Data for this exercise
○ ○ ○ ○ ○ ○ ○
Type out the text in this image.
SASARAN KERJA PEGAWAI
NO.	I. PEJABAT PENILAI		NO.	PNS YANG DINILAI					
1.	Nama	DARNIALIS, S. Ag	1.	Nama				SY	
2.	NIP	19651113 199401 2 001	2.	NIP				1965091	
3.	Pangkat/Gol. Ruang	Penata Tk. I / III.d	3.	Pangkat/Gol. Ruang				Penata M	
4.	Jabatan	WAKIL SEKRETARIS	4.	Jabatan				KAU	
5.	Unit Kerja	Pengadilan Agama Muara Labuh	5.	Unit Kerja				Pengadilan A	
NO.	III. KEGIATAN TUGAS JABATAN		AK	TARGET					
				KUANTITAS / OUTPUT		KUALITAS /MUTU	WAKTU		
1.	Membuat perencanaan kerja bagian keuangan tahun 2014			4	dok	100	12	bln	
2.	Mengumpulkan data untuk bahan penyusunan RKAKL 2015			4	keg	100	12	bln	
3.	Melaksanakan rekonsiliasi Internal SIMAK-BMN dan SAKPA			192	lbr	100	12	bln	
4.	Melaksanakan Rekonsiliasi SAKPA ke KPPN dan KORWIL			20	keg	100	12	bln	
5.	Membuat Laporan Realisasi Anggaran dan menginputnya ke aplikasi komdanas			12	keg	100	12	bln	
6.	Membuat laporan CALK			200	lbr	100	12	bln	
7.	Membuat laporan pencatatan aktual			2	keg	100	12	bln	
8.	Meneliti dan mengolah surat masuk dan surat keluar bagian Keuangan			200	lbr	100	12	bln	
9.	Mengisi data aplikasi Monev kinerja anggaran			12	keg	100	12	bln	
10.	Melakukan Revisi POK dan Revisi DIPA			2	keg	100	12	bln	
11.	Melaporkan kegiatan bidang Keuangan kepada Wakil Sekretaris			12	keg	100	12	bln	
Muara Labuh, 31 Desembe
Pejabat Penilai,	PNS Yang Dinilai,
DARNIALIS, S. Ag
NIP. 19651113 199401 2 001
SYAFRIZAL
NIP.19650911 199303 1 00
○ ○ ○ ○ ○ ○ ○
Instructions for the task
In the material above, show every line where the word "aplikasi" turns up.

Solution to the exercise
5.	Membuat Laporan Realisasi Anggaran dan menginputnya ke aplikasi komdanas			12	keg	100	12	bln	
9.	Mengisi data aplikasi Monev kinerja anggaran			12	keg	100	12	bln	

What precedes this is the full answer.